-- start --

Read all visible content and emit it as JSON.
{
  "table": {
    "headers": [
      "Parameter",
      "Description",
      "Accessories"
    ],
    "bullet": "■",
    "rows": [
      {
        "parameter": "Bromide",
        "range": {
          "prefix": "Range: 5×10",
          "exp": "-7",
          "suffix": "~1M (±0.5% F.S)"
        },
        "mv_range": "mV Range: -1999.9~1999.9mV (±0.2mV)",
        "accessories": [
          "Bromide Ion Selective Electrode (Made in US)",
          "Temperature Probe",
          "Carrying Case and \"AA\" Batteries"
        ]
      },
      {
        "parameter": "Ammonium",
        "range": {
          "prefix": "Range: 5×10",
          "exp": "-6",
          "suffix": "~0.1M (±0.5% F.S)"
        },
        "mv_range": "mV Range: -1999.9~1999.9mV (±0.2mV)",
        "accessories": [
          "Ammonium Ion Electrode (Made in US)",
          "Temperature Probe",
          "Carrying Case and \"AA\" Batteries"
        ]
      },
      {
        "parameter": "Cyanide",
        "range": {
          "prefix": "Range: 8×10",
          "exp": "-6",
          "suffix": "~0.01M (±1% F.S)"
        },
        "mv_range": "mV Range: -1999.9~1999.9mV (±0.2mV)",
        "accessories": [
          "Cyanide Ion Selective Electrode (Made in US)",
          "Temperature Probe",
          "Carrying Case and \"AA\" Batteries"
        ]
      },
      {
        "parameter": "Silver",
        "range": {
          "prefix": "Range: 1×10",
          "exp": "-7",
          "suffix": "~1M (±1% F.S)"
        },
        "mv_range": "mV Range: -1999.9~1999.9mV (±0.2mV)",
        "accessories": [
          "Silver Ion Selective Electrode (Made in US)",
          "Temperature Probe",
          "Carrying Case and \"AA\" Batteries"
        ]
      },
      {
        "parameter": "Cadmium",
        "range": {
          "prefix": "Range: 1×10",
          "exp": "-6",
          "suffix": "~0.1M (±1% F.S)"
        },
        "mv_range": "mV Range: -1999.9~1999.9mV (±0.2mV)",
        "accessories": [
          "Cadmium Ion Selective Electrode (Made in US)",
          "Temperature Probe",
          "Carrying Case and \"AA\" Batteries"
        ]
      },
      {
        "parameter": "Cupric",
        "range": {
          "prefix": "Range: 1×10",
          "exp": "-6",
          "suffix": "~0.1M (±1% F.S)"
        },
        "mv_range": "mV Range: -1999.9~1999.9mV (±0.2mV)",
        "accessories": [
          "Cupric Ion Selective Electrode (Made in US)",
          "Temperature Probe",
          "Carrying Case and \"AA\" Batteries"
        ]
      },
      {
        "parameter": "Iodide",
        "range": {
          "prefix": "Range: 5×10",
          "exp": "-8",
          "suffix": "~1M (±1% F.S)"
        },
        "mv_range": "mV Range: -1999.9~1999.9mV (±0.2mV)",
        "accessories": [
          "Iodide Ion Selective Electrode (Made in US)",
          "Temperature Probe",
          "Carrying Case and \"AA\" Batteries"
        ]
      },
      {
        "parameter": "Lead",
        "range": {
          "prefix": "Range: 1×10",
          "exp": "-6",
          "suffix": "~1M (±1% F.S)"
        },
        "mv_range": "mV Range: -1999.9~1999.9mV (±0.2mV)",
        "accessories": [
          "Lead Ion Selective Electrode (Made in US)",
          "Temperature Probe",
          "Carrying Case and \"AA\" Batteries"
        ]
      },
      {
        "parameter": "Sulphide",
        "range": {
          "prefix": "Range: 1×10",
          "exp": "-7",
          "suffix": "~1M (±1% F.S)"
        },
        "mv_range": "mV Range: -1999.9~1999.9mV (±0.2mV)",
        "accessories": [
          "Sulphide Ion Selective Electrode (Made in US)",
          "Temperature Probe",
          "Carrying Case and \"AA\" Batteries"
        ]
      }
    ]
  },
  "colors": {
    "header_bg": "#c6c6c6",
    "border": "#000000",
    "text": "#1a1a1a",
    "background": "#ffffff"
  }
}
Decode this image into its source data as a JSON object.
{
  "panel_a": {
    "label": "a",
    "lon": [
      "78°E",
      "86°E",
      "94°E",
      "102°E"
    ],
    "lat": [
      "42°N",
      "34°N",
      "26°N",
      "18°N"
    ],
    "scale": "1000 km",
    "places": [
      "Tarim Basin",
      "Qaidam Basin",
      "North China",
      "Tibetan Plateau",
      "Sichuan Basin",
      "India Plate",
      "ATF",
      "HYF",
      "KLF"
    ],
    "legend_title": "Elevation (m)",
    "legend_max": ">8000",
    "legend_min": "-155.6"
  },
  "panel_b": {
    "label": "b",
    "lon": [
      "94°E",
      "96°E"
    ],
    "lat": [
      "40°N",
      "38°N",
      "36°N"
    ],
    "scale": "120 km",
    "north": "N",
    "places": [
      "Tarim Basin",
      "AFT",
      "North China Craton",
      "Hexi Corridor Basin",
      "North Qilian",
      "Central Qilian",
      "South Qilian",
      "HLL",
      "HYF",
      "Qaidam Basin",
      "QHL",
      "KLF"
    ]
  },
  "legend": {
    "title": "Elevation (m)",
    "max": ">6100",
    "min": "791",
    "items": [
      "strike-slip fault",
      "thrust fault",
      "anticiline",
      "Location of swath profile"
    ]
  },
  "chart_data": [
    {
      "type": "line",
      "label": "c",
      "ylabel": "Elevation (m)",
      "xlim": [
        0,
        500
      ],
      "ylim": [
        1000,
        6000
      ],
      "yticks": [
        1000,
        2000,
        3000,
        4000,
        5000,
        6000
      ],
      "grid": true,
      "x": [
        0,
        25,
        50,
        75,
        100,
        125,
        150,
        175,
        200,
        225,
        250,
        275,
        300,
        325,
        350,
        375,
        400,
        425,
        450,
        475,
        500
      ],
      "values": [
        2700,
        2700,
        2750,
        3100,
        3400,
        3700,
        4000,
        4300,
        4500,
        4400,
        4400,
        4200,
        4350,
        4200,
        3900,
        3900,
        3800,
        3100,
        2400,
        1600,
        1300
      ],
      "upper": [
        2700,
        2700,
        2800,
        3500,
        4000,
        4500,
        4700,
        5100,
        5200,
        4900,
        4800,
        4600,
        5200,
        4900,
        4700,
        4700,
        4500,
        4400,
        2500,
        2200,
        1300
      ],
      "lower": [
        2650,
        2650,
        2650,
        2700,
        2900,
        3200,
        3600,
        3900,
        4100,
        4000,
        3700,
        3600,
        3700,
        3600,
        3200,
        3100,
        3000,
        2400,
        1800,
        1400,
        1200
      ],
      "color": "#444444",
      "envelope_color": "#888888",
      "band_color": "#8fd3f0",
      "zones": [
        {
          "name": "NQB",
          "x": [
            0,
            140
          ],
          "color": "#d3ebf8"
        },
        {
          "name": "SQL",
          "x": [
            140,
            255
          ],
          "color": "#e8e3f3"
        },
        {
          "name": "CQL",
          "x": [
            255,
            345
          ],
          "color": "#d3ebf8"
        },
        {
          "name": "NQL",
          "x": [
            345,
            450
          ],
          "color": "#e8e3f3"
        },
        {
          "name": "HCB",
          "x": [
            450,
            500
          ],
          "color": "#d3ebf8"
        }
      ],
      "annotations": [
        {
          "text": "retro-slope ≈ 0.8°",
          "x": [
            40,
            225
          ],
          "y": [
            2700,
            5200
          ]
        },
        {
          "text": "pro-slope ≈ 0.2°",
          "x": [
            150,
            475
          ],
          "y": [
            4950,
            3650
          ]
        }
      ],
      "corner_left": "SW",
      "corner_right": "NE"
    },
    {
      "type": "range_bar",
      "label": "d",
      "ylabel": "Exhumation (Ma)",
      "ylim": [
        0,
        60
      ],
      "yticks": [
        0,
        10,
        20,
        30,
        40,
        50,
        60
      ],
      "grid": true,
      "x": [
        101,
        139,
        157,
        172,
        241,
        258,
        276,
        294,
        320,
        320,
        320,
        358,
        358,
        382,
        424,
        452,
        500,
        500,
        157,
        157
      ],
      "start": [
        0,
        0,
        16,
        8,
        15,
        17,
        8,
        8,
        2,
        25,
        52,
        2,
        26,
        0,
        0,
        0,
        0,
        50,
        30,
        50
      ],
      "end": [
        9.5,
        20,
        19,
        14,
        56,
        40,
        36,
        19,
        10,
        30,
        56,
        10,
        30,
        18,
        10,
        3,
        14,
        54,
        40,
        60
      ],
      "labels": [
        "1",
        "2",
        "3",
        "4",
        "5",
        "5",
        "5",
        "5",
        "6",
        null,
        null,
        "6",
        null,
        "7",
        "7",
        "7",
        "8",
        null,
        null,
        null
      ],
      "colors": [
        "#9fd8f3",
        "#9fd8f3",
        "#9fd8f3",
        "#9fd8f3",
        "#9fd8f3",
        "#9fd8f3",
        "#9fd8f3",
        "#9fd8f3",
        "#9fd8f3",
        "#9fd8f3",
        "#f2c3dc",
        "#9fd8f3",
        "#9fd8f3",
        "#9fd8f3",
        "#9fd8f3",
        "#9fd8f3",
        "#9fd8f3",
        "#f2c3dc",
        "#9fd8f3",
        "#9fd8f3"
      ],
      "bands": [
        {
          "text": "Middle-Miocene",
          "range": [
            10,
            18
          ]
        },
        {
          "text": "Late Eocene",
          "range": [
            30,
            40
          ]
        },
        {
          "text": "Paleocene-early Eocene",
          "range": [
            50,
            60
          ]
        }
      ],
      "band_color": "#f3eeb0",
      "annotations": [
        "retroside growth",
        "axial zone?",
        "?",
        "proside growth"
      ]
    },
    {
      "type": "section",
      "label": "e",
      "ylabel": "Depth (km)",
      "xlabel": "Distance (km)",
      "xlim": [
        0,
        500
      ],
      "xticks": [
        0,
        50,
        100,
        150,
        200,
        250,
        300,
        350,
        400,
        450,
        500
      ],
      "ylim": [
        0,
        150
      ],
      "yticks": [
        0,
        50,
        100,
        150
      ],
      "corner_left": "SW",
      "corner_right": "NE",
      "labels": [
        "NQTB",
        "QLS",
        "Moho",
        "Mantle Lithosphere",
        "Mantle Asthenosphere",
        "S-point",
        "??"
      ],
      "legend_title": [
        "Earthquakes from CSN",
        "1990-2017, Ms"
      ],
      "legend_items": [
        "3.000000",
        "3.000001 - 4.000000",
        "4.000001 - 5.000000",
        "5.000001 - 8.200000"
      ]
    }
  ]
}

-- end --

**PROBLEM TO SOLVE:** Read through the data and copy every line where "Cadmium" shows up.

**TASK RESPONSE:**
        "parameter": "Cadmium",
          "Cadmium Ion Selective Electrode (Made in US)",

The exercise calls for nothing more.